Using the listing below, select the lines with the word "across" and copy them.
-------
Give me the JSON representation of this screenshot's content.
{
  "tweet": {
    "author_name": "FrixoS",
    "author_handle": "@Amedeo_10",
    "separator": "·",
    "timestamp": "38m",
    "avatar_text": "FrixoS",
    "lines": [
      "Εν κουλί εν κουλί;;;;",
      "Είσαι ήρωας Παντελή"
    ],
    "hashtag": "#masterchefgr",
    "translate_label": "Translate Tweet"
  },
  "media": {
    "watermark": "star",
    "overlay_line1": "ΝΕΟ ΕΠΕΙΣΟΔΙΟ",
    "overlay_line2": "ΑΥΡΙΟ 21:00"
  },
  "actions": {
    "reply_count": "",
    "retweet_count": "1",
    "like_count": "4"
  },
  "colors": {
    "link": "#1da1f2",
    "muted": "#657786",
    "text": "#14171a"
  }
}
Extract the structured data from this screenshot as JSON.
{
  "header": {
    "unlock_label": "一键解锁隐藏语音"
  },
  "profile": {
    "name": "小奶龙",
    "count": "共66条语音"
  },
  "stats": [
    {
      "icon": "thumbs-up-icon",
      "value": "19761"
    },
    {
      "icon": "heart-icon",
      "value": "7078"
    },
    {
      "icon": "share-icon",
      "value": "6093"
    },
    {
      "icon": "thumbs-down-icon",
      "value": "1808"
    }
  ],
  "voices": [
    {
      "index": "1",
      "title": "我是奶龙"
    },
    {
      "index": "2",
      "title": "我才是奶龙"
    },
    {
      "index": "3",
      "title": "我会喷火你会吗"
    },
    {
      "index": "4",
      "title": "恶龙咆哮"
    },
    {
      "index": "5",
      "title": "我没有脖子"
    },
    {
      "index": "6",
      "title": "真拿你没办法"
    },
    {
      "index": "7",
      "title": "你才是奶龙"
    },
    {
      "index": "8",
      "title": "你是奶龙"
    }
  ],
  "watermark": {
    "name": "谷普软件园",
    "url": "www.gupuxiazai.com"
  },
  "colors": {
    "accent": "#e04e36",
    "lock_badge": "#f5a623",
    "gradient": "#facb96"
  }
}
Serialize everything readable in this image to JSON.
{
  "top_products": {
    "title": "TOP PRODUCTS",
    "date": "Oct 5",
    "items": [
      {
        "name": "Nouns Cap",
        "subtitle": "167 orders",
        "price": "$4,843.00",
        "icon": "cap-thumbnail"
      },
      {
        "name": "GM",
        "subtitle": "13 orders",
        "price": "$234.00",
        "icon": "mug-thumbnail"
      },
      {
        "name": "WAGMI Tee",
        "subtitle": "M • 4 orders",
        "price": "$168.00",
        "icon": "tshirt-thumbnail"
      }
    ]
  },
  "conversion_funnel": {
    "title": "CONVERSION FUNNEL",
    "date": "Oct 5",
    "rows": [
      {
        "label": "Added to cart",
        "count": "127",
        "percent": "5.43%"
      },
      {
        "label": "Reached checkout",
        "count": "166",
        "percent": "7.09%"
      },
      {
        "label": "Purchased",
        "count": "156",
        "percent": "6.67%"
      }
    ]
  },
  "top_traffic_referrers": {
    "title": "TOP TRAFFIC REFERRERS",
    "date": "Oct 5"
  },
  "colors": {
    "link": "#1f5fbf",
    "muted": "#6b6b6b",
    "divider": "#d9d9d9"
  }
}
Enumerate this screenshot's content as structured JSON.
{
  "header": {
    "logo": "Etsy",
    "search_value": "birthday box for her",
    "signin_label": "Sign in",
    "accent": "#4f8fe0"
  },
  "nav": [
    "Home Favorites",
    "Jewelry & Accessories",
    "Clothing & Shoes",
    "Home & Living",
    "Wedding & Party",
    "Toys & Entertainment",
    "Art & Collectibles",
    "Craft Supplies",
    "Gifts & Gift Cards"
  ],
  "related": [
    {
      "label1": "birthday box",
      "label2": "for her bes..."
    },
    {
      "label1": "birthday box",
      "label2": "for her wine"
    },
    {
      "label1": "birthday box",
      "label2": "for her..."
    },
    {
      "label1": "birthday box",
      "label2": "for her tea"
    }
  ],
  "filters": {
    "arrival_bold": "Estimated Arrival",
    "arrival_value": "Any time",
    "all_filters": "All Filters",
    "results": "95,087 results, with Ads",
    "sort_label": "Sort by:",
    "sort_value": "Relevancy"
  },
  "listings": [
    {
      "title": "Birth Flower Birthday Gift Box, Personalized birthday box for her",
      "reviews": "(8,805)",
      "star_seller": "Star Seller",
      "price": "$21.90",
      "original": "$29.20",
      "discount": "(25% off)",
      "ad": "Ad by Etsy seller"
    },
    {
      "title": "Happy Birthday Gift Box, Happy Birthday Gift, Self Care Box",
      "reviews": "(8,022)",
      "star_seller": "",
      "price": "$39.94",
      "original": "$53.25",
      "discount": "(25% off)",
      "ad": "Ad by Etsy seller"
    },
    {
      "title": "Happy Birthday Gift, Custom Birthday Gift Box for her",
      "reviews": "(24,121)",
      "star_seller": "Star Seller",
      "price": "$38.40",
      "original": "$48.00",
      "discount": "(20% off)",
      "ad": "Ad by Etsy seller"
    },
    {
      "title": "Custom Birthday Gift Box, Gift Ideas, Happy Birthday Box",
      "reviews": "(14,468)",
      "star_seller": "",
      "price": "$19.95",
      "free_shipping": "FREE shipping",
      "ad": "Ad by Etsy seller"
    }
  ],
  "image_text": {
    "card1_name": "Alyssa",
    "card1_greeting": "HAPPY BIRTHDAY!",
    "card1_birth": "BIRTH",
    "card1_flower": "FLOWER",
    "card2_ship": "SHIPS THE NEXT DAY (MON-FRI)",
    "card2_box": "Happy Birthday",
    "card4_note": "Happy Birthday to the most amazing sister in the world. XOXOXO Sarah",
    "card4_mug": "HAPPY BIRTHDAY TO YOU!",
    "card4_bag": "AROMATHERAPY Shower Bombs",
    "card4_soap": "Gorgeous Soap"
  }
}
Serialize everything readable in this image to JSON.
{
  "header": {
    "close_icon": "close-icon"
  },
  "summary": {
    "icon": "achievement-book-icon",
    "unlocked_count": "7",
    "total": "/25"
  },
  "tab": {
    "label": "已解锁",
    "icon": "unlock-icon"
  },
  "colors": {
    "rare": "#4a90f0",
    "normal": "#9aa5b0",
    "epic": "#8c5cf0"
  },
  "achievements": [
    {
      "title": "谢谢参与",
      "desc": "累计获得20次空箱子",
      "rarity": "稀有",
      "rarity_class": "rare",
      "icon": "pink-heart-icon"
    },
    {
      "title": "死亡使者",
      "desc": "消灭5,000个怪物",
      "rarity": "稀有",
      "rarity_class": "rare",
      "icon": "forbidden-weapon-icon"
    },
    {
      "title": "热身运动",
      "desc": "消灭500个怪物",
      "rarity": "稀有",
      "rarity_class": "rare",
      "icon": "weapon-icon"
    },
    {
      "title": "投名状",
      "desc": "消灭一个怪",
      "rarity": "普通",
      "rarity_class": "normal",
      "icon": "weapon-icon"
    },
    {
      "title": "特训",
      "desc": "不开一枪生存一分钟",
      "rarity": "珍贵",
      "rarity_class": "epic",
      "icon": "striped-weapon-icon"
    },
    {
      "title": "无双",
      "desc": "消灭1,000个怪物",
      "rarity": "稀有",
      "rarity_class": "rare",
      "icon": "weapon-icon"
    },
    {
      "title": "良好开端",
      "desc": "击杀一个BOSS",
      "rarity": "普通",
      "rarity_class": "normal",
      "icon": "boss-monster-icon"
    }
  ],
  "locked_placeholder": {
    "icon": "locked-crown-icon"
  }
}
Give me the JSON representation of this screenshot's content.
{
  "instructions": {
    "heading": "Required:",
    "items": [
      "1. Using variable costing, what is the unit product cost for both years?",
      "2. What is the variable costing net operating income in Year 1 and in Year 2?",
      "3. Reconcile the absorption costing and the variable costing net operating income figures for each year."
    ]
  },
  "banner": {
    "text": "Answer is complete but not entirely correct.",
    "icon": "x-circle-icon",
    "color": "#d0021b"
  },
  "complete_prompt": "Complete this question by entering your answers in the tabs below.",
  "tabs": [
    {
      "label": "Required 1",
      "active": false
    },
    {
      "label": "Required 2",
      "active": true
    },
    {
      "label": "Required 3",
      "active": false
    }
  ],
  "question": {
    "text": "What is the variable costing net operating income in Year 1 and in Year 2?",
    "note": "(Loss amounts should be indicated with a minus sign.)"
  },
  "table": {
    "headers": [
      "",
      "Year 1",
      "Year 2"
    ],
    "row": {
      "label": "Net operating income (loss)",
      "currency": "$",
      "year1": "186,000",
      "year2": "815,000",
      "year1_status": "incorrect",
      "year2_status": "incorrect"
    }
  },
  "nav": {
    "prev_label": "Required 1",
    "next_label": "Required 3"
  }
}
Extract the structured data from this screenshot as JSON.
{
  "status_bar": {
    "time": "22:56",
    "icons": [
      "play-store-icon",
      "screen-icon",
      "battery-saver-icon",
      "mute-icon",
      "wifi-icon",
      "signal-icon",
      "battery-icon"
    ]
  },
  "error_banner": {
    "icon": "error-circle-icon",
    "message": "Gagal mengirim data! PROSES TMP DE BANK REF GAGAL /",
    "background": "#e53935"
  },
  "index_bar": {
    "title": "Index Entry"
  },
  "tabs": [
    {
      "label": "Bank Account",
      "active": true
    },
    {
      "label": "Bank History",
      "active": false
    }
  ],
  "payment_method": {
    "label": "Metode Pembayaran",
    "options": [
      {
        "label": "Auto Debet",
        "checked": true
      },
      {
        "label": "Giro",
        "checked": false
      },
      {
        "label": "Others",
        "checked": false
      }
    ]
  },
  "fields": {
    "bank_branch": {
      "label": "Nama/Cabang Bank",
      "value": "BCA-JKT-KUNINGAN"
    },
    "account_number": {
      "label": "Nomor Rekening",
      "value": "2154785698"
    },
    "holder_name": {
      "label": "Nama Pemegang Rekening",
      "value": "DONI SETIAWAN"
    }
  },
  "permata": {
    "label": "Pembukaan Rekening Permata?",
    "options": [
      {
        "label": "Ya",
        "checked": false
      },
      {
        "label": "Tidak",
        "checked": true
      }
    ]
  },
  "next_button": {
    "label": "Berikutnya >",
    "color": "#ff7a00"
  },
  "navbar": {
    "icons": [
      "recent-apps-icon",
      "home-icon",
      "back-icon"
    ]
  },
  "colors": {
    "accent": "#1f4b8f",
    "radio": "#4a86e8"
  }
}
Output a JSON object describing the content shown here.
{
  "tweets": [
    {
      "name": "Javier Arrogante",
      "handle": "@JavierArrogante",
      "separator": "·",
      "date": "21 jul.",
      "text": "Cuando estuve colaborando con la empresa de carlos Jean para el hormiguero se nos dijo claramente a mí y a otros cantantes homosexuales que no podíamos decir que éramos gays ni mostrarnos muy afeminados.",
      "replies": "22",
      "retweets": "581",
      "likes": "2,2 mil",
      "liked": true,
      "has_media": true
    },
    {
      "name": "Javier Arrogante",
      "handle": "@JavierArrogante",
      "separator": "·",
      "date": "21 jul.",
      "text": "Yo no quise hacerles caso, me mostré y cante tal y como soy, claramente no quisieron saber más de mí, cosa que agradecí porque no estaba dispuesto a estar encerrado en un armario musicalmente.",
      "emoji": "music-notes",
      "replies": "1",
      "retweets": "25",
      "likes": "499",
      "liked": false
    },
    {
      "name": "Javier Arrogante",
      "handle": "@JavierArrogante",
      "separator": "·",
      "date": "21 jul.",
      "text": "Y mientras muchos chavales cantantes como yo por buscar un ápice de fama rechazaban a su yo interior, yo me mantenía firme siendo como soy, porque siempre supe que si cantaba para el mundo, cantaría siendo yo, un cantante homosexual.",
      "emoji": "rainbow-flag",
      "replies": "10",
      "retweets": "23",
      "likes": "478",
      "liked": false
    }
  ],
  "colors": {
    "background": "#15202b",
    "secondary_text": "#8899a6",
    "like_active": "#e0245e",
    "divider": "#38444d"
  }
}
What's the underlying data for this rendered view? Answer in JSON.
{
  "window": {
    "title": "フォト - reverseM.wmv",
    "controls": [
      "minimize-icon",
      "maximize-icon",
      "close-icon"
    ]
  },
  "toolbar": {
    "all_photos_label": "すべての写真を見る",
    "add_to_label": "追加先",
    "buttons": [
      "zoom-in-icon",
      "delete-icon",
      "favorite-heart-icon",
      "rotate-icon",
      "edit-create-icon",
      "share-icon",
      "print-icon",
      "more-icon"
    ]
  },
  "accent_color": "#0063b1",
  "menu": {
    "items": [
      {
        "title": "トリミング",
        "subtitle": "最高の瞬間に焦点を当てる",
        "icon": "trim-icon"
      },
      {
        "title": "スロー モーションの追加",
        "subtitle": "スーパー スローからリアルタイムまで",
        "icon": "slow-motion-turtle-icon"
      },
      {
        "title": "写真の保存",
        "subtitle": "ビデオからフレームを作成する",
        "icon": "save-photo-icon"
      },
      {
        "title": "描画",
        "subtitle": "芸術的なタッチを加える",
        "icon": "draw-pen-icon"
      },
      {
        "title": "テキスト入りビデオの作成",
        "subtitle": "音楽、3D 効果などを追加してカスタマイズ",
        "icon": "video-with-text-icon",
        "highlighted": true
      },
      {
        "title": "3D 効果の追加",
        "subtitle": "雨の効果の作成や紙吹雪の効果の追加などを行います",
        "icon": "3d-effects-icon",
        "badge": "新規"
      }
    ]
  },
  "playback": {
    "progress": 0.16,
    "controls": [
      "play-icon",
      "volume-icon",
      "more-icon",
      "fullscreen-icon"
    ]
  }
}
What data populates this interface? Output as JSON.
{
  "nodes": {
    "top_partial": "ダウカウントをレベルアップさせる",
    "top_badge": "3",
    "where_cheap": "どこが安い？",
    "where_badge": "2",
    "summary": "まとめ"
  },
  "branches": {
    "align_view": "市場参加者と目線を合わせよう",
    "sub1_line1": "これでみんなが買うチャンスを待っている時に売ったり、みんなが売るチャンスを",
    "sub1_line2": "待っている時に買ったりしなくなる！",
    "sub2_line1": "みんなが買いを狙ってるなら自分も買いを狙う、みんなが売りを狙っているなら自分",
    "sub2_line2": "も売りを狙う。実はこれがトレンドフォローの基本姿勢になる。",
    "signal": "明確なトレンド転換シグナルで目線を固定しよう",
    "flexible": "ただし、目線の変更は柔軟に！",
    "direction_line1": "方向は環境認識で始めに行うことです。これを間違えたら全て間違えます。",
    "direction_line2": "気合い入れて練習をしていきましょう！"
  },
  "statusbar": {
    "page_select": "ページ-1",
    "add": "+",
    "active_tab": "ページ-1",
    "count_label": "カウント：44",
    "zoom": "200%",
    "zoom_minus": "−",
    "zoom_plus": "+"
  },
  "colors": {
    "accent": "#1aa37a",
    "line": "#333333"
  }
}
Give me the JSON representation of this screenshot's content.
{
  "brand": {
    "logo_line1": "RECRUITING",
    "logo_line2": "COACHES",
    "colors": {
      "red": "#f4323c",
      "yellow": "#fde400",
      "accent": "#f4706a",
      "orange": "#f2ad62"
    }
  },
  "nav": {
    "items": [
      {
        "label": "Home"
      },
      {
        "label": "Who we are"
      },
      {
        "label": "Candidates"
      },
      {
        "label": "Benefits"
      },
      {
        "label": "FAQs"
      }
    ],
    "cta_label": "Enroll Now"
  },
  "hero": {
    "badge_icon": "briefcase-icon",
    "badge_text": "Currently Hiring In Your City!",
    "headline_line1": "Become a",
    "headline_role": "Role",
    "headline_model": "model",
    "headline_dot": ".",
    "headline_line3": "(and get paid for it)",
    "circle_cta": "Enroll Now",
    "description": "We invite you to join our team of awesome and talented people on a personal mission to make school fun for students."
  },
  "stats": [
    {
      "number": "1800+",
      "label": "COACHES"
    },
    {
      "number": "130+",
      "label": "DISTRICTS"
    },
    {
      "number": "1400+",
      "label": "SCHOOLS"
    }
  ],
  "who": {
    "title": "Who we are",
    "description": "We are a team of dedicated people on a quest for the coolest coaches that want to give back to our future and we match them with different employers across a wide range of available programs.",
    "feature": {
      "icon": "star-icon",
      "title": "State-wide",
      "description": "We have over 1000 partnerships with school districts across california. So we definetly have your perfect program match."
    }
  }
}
-------
**Exercise result:**
    "description": "We are a team of dedicated people on a quest for the coolest coaches that want to give back to our future and we match them with different employers across a wide range of available programs.",
      "description": "We have over 1000 partnerships with school districts across california. So we definetly have your perfect program match."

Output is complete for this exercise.